REQUIREMENT: Identify each line containing the word "specify" and copy it.
Start of PROVIDED MATERIAL
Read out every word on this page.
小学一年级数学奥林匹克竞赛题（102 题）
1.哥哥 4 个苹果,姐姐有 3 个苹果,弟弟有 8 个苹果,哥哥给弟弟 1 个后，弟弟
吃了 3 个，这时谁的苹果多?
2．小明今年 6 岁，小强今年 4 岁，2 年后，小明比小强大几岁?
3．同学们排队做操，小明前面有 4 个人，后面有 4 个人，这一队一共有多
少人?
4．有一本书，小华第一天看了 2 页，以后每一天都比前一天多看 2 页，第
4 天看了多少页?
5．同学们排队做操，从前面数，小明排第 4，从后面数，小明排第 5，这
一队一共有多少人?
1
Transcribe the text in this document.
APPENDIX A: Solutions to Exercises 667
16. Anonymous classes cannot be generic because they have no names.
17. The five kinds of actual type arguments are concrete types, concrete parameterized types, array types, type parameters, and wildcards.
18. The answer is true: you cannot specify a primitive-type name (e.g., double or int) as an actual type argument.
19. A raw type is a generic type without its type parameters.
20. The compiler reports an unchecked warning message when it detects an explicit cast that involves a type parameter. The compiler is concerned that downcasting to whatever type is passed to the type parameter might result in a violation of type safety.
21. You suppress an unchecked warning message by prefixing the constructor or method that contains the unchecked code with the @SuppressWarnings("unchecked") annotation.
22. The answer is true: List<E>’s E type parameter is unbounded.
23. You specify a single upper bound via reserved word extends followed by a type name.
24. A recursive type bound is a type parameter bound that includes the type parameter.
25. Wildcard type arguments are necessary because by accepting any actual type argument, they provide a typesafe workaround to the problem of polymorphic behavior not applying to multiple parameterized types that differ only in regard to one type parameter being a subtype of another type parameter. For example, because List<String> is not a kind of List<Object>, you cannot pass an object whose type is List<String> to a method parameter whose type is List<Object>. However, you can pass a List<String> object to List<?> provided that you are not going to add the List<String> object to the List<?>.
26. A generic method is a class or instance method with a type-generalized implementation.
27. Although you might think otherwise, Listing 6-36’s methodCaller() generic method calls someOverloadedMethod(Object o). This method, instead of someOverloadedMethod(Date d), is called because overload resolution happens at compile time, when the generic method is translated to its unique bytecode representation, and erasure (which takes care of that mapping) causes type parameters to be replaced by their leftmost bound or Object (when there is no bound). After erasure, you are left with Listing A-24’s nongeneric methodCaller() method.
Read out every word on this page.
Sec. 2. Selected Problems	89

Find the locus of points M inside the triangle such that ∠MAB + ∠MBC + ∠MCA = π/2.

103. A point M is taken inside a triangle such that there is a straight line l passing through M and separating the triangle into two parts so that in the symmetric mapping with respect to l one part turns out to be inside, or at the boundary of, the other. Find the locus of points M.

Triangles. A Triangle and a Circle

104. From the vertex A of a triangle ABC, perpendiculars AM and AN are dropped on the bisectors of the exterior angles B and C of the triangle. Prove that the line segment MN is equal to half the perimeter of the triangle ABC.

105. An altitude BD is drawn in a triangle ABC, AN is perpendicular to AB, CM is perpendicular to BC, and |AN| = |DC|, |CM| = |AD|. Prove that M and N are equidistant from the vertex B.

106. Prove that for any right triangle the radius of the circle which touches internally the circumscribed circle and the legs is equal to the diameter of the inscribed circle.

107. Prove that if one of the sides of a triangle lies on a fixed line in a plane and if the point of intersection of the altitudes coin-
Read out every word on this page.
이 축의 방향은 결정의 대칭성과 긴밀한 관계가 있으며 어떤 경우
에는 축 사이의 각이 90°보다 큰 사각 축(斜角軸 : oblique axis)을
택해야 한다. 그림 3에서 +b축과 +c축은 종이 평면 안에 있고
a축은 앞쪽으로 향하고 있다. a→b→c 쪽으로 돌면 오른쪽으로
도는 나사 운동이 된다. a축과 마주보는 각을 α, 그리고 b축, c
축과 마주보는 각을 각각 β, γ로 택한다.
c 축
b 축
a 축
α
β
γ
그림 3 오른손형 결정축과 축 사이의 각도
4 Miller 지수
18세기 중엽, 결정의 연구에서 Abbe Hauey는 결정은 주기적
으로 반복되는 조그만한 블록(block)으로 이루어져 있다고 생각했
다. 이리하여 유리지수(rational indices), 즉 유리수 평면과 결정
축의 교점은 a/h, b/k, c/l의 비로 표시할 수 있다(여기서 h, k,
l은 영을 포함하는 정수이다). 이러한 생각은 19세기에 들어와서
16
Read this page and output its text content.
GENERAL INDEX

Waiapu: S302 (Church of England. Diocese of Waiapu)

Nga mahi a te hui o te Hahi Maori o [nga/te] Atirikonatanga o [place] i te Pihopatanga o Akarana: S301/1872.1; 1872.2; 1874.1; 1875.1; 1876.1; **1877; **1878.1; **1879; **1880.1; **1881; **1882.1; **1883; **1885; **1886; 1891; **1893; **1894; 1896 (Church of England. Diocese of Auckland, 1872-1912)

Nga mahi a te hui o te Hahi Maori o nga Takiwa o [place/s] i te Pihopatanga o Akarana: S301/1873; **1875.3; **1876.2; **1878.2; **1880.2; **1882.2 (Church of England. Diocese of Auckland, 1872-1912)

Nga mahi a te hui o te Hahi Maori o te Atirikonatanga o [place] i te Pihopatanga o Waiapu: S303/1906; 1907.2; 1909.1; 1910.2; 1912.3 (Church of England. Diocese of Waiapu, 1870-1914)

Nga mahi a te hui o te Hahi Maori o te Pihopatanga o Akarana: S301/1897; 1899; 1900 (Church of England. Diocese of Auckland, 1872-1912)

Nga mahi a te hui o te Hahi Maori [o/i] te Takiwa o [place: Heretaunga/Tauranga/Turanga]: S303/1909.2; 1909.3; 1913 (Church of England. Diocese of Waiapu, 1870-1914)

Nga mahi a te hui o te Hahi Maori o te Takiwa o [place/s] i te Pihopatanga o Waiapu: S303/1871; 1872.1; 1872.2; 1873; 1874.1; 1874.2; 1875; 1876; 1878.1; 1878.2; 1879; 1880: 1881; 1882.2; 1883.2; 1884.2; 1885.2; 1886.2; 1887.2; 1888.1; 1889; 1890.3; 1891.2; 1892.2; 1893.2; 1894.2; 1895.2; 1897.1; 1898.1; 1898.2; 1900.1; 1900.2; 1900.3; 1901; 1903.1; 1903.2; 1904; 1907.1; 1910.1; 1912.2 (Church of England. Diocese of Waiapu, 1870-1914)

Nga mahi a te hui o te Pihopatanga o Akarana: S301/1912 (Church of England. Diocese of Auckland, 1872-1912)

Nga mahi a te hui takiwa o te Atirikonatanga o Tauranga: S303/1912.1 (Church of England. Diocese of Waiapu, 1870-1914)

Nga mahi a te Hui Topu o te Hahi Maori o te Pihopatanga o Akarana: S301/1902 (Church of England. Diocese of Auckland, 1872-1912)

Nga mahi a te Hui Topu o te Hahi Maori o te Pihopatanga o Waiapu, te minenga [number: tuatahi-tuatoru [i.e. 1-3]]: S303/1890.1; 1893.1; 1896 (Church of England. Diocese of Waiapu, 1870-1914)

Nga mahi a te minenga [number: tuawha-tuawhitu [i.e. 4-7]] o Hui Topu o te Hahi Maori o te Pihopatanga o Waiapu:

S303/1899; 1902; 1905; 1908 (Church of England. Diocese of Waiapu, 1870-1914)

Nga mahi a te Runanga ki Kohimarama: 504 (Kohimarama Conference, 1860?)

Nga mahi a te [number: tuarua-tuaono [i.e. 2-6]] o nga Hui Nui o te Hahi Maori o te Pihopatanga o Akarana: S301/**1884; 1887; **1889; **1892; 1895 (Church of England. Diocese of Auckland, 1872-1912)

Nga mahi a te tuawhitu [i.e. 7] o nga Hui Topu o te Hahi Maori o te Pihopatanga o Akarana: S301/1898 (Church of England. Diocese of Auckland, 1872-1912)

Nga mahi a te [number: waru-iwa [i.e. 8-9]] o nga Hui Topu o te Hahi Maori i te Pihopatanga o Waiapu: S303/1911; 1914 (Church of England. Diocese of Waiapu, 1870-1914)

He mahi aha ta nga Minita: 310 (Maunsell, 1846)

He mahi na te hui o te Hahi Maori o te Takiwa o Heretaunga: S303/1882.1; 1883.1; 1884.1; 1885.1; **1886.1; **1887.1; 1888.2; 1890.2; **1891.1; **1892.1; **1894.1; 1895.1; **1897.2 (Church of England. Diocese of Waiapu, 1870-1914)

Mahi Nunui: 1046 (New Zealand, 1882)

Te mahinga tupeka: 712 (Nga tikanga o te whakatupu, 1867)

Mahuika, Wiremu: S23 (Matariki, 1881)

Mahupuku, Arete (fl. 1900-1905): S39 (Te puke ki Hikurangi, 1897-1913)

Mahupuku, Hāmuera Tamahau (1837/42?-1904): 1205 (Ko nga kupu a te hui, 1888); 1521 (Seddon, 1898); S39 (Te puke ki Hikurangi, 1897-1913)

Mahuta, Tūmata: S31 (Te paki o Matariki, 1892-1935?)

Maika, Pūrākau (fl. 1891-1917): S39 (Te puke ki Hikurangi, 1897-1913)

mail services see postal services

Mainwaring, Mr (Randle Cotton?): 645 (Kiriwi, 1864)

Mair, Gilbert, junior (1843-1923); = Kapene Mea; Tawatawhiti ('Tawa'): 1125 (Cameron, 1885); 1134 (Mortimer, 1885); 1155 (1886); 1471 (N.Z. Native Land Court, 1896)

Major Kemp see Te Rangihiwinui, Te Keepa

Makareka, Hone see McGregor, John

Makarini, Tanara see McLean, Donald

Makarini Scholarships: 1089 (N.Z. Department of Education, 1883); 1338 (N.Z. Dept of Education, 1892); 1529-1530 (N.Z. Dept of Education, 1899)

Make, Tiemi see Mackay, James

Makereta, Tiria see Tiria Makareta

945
End of PROVIDED MATERIAL
WRITTEN SOLUTION:
18. The answer is true: you cannot specify a primitive-type name (e.g., double or int) as an actual type argument.
23. You specify a single upper bound via reserved word extends followed by a type name.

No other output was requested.